EXERCISE BRIEF:
Quote every entry word for word.

*** DATA ENTRIES

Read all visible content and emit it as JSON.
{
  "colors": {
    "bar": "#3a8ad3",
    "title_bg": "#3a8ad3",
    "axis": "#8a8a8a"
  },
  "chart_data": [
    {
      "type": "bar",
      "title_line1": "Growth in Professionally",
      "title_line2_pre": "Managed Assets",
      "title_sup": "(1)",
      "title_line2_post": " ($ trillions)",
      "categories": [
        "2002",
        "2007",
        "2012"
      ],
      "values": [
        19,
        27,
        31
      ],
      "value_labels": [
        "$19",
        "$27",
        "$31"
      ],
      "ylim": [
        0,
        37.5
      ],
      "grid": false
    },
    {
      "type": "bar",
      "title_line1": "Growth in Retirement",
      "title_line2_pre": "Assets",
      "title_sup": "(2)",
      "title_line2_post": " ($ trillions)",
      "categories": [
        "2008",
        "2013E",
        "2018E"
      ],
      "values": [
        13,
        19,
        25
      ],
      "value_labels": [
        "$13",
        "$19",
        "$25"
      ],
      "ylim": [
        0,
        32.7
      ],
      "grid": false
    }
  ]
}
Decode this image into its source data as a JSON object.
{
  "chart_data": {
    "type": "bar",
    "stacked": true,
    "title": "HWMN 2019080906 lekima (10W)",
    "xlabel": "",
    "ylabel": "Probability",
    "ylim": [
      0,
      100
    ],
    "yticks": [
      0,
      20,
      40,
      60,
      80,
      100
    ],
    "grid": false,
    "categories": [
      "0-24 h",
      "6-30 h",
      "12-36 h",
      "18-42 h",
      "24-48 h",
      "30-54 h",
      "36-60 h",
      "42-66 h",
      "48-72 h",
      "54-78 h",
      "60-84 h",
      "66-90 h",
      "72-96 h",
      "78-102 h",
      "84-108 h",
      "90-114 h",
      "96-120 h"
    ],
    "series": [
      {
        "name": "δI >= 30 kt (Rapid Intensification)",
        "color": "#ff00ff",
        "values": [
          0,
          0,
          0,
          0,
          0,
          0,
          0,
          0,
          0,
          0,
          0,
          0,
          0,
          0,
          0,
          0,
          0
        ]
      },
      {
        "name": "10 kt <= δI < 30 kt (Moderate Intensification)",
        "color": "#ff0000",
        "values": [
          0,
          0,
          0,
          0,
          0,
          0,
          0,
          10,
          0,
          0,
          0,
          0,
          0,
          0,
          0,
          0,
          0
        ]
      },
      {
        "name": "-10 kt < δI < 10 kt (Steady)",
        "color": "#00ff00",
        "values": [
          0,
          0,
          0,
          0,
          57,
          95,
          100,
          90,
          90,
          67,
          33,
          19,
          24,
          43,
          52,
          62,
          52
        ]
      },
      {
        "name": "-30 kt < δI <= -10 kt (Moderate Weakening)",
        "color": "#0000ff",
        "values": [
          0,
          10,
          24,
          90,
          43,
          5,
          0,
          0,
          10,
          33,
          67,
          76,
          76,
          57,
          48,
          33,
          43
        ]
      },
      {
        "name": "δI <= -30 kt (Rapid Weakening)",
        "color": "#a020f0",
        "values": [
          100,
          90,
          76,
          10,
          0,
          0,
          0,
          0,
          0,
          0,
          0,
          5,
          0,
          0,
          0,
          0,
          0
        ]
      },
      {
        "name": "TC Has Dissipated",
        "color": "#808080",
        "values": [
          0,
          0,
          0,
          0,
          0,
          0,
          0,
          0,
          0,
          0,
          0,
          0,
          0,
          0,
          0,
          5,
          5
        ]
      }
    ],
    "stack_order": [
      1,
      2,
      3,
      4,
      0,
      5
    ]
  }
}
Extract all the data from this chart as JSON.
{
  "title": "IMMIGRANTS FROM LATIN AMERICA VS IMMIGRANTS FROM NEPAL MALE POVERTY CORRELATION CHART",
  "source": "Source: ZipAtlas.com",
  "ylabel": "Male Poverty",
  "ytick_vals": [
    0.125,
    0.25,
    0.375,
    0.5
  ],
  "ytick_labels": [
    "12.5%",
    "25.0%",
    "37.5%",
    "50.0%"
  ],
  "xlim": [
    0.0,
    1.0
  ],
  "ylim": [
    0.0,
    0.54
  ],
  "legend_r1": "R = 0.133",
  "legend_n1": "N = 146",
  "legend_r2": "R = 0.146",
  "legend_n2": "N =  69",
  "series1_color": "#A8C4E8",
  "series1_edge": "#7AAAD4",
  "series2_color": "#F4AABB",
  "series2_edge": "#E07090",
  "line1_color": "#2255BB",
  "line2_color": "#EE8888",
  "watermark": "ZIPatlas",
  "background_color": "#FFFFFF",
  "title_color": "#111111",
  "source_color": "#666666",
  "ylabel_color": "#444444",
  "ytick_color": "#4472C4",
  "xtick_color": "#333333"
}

******

FINAL ANSWER:
Read all visible content and emit it as JSON.
{
  "colors": {
    "bar": "#3a8ad3",
    "title_bg": "#3a8ad3",
    "axis": "#8a8a8a"
  },
  "chart_data": [
    {
      "type": "bar",
      "title_line1": "Growth in Professionally",
      "title_line2_pre": "Managed Assets",
      "title_sup": "(1)",
      "title_line2_post": " ($ trillions)",
      "categories": [
        "2002",
        "2007",
        "2012"
      ],
      "values": [
        19,
        27,
        31
      ],
      "value_labels": [
        "$19",
        "$27",
        "$31"
      ],
      "ylim": [
        0,
        37.5
      ],
      "grid": false
    },
    {
      "type": "bar",
      "title_line1": "Growth in Retirement",
      "title_line2_pre": "Assets",
      "title_sup": "(2)",
      "title_line2_post": " ($ trillions)",
      "categories": [
        "2008",
        "2013E",
        "2018E"
      ],
      "values": [
        13,
        19,
        25
      ],
      "value_labels": [
        "$13",
        "$19",
        "$25"
      ],
      "ylim": [
        0,
        32.7
      ],
      "grid": false
    }
  ]
}
Decode this image into its source data as a JSON object.
{
  "chart_data": {
    "type": "bar",
    "stacked": true,
    "title": "HWMN 2019080906 lekima (10W)",
    "xlabel": "",
    "ylabel": "Probability",
    "ylim": [
      0,
      100
    ],
    "yticks": [
      0,
      20,
      40,
      60,
      80,
      100
    ],
    "grid": false,
    "categories": [
      "0-24 h",
      "6-30 h",
      "12-36 h",
      "18-42 h",
      "24-48 h",
      "30-54 h",
      "36-60 h",
      "42-66 h",
      "48-72 h",
      "54-78 h",
      "60-84 h",
      "66-90 h",
      "72-96 h",
      "78-102 h",
      "84-108 h",
      "90-114 h",
      "96-120 h"
    ],
    "series": [
      {
        "name": "δI >= 30 kt (Rapid Intensification)",
        "color": "#ff00ff",
        "values": [
          0,
          0,
          0,
          0,
          0,
          0,
          0,
          0,
          0,
          0,
          0,
          0,
          0,
          0,
          0,
          0,
          0
        ]
      },
      {
        "name": "10 kt <= δI < 30 kt (Moderate Intensification)",
        "color": "#ff0000",
        "values": [
          0,
          0,
          0,
          0,
          0,
          0,
          0,
          10,
          0,
          0,
          0,
          0,
          0,
          0,
          0,
          0,
          0
        ]
      },
      {
        "name": "-10 kt < δI < 10 kt (Steady)",
        "color": "#00ff00",
        "values": [
          0,
          0,
          0,
          0,
          57,
          95,
          100,
          90,
          90,
          67,
          33,
          19,
          24,
          43,
          52,
          62,
          52
        ]
      },
      {
        "name": "-30 kt < δI <= -10 kt (Moderate Weakening)",
        "color": "#0000ff",
        "values": [
          0,
          10,
          24,
          90,
          43,
          5,
          0,
          0,
          10,
          33,
          67,
          76,
          76,
          57,
          48,
          33,
          43
        ]
      },
      {
        "name": "δI <= -30 kt (Rapid Weakening)",
        "color": "#a020f0",
        "values": [
          100,
          90,
          76,
          10,
          0,
          0,
          0,
          0,
          0,
          0,
          0,
          5,
          0,
          0,
          0,
          0,
          0
        ]
      },
      {
        "name": "TC Has Dissipated",
        "color": "#808080",
        "values": [
          0,
          0,
          0,
          0,
          0,
          0,
          0,
          0,
          0,
          0,
          0,
          0,
          0,
          0,
          0,
          5,
          5
        ]
      }
    ],
    "stack_order": [
      1,
      2,
      3,
      4,
      0,
      5
    ]
  }
}
Extract all the data from this chart as JSON.
{
  "title": "IMMIGRANTS FROM LATIN AMERICA VS IMMIGRANTS FROM NEPAL MALE POVERTY CORRELATION CHART",
  "source": "Source: ZipAtlas.com",
  "ylabel": "Male Poverty",
  "ytick_vals": [
    0.125,
    0.25,
    0.375,
    0.5
  ],
  "ytick_labels": [
    "12.5%",
    "25.0%",
    "37.5%",
    "50.0%"
  ],
  "xlim": [
    0.0,
    1.0
  ],
  "ylim": [
    0.0,
    0.54
  ],
  "legend_r1": "R = 0.133",
  "legend_n1": "N = 146",
  "legend_r2": "R = 0.146",
  "legend_n2": "N =  69",
  "series1_color": "#A8C4E8",
  "series1_edge": "#7AAAD4",
  "series2_color": "#F4AABB",
  "series2_edge": "#E07090",
  "line1_color": "#2255BB",
  "line2_color": "#EE8888",
  "watermark": "ZIPatlas",
  "background_color": "#FFFFFF",
  "title_color": "#111111",
  "source_color": "#666666",
  "ylabel_color": "#444444",
  "ytick_color": "#4472C4",
  "xtick_color": "#333333"
}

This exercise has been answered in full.